> **Objective**:
Can you write out all the lines word for word, with no pictures?

> **Given data**:

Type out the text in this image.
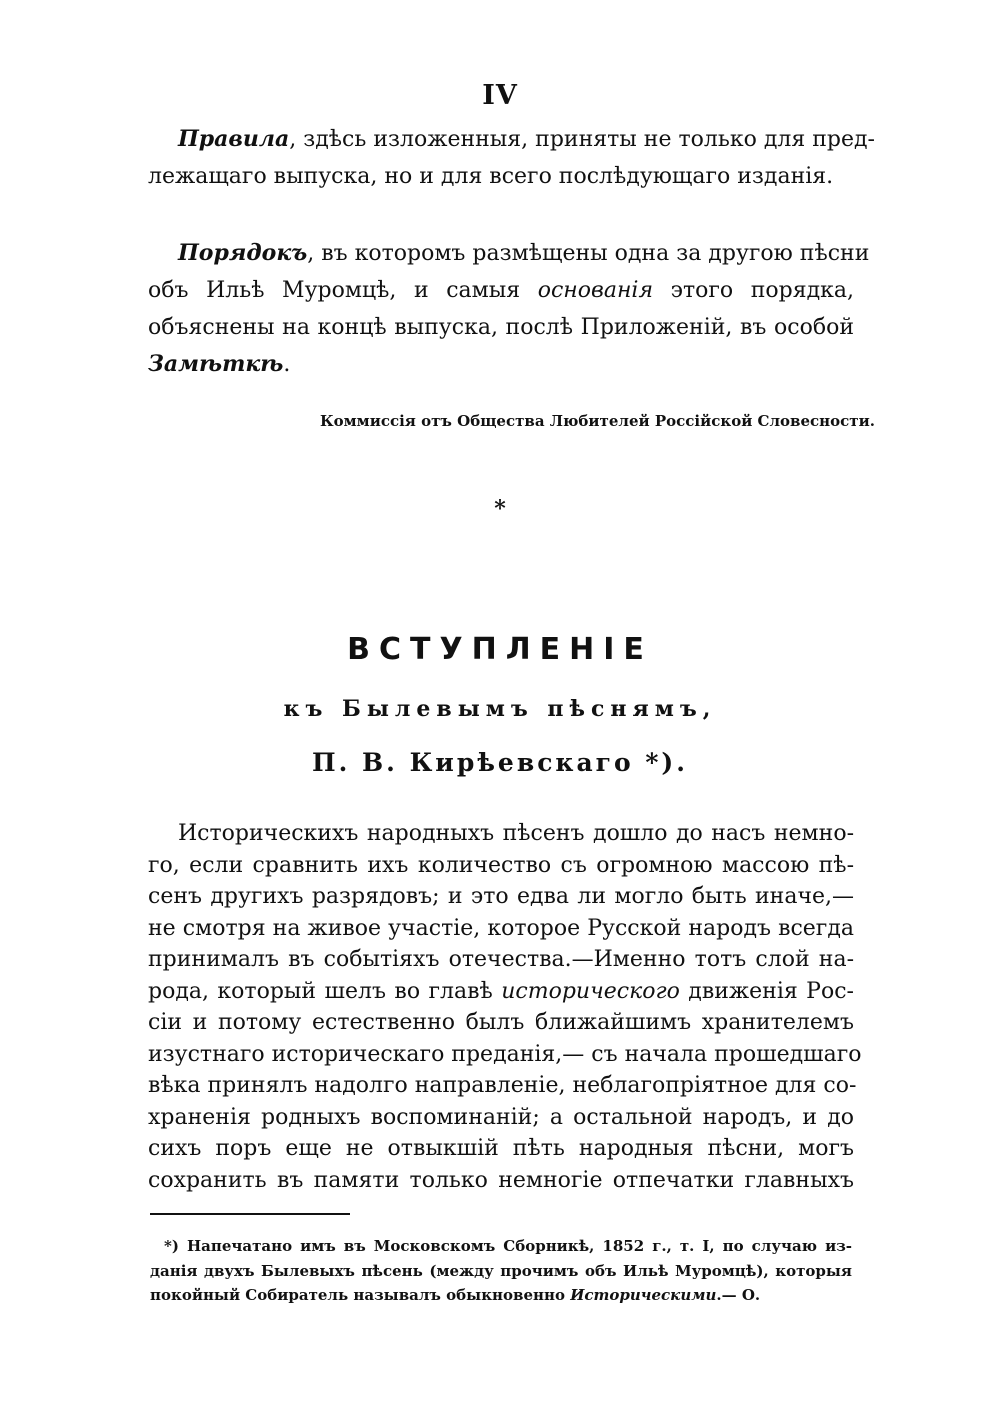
IV

Правила, здѣсь изложенныя, приняты не только для пред-
лежащаго выпуска, но и для всего послѣдующаго изданія.

Порядокъ, въ которомъ размѣщены одна за другою пѣсни
объ Ильѣ Муромцѣ, и самыя основанія этого порядка,
объяснены на концѣ выпуска, послѣ Приложеній, въ особой
Замѣткѣ.

Коммиссія отъ Общества Любителей Россійской Словесности.
*
ВСТУПЛЕНІЕ
къ Былевымъ пѣснямъ,
П. В. Кирѣевскаго *).
Историческихъ народныхъ пѣсенъ дошло до насъ немно-
го, если сравнить ихъ количество съ огромною массою пѣ-
сенъ другихъ разрядовъ; и это едва ли могло быть иначе,—
не смотря на живое участіе, которое Русской народъ всегда
принималъ въ событіяхъ отечества.—Именно тотъ слой на-
рода, который шелъ во главѣ исторического движенія Рос-
сіи и потому естественно былъ ближайшимъ хранителемъ
изустнаго историческаго преданія,— съ начала прошедшаго
вѣка принялъ надолго направленіе, неблагопріятное для со-
храненія родныхъ воспоминаній; а остальной народъ, и до
сихъ поръ еще не отвыкшій пѣть народныя пѣсни, могъ
сохранить въ памяти только немногіе отпечатки главныхъ
*) Напечатано имъ въ Московскомъ Сборникѣ, 1852 г., т. I, по случаю из-
данія двухъ Былевыхъ пѣсень (между прочимъ объ Ильѣ Муромцѣ), которыя
покойный Собиратель называлъ обыкновенно Историческими.— О.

> **Solution to the problem**:
Type out the text in this image.
IV

Правила, здѣсь изложенныя, приняты не только для пред-
лежащаго выпуска, но и для всего послѣдующаго изданія.

Порядокъ, въ которомъ размѣщены одна за другою пѣсни
объ Ильѣ Муромцѣ, и самыя основанія этого порядка,
объяснены на концѣ выпуска, послѣ Приложеній, въ особой
Замѣткѣ.

Коммиссія отъ Общества Любителей Россійской Словесности.
*
ВСТУПЛЕНІЕ
къ Былевымъ пѣснямъ,
П. В. Кирѣевскаго *).
Историческихъ народныхъ пѣсенъ дошло до насъ немно-
го, если сравнить ихъ количество съ огромною массою пѣ-
сенъ другихъ разрядовъ; и это едва ли могло быть иначе,—
не смотря на живое участіе, которое Русской народъ всегда
принималъ въ событіяхъ отечества.—Именно тотъ слой на-
рода, который шелъ во главѣ исторического движенія Рос-
сіи и потому естественно былъ ближайшимъ хранителемъ
изустнаго историческаго преданія,— съ начала прошедшаго
вѣка принялъ надолго направленіе, неблагопріятное для со-
храненія родныхъ воспоминаній; а остальной народъ, и до
сихъ поръ еще не отвыкшій пѣть народныя пѣсни, могъ
сохранить въ памяти только немногіе отпечатки главныхъ
*) Напечатано имъ въ Московскомъ Сборникѣ, 1852 г., т. I, по случаю из-
данія двухъ Былевыхъ пѣсень (между прочимъ объ Ильѣ Муромцѣ), которыя
покойный Собиратель называлъ обыкновенно Историческими.— О.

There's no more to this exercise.